* BEGIN GIVEN PASSAGE *
In this machine patent Painter describes the placing of the metal caps with suitable interior binding medium upon the revolving feed table, to which a carrier brings, one at a time, the cork disk, at the point where the filled caps, are taken into the circular path of the table around which the presser blocks are arranged. The heat is to be supplied after the engagement of the presser block and the plunger upon the closure containing the disk, and the specifications" -say:

“With, some materials requiring but little heat, it will only be necessary to provide for the transit of the heated closures beyond the heater for a long enough time to enable them to be cooled by the atmosphere at normal temperature before they are released from the presser blocks. For meeting all requirements however, an artificial cooling operation is important.”

The machine, therefore, as described contains additional means for artificially cooling. The defendants do not use artificial cooling, either in the form of air jets, ás described by Painter, or a water-cooled chill ring, as described by Wheeler. But they do use a ring, described by the defendants’ expert as a plate intended to support the thrust of .the plungers, and which in effect would at first help the radiation of heat and be at the temperature of the surrounding atmosphere. As the machine is used, the heat derived from the closures, together with the proximity of the heating means, would raise the temperature of this heating ring; but the complainant’s and defendants’ experts both agree that the temperature of the caps while on the heating ring upon the defendants’ machine is sufficient to melt sulphur — that is, 239 degrees. The temperature of the caps as they leave the plunger ring, and the temperature of the plunger ring itself, is merely uncomfortably hot, or something like 110 or 120 degrees. The use of an adhesive material solidifying at about 150 degrees shows a sufficient drop in temperature between the heating ring and the plunger ring to come within the description of both the Painter and Wheeler patents, as maintaining the closures under pressure while cooling; that is, while cooling (as Painter says in the machine patent) so as to harden the fusible medium, and also to assure a prompt contraction of the metal cap after a sudden cessation of the supply of heat before the packing is entirely cooled. In the defendants’ machines both of these results are accomplished, to a sufficient extent, in their operation as shown in. the testimony, so as to bring these machines within the claims of the patents in suit.

The Painter method patent does not describe a mere function of the machine shown in the machine patent, nor a mere function of the operation of heating the closure while within the grasp of a 'pair of pincers and held over a lamp. The defendants seem to be infringing the Painter method patent, even assuming that claims 2 and 6 of the machine patent are not sufficiently definite to be valid. But claims 2 and 6 state that'the general means of performing functions are “in *354an organization” and “in combination” “substantially as described,” and thus the claims are made valid, i£ patentable novelty is shown.
* END GIVEN PASSAGE *
▶ [TASK TO COMPLETE]: Summarize the passage above on the Painter patents in three sentences.
* BEGIN AVAILABLE DATA *
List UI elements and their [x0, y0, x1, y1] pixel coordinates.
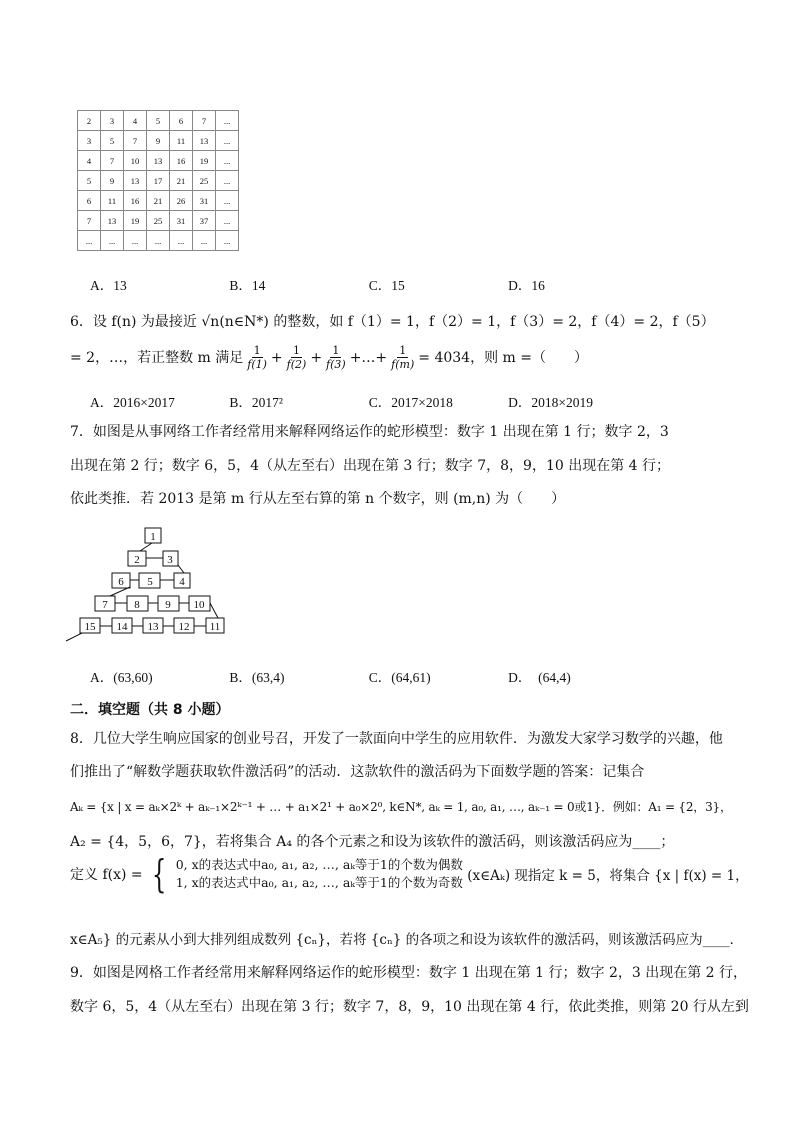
* END AVAILABLE DATA *
▶ [COMPLETE RESPONSE]: Painter's machine patent places metal caps with a binding medium on a revolving feed table, applies heat after the presser block and plunger engage the closure holding the cork disk, and includes additional means for artificially cooling the closures. The defendants use no artificial cooling, but both experts agree that the caps are hot enough on the heating ring to melt sulphur and only about 110 or 120 degrees at the plunger ring, a drop sufficient to keep the closures under pressure while cooling and bring the defendants' machines within the claims of the patents in suit. The Painter method patent does not describe a mere function of the machine, and the defendants seem to be infringing it even if claims 2 and 6 of the machine patent were not definite enough to be valid.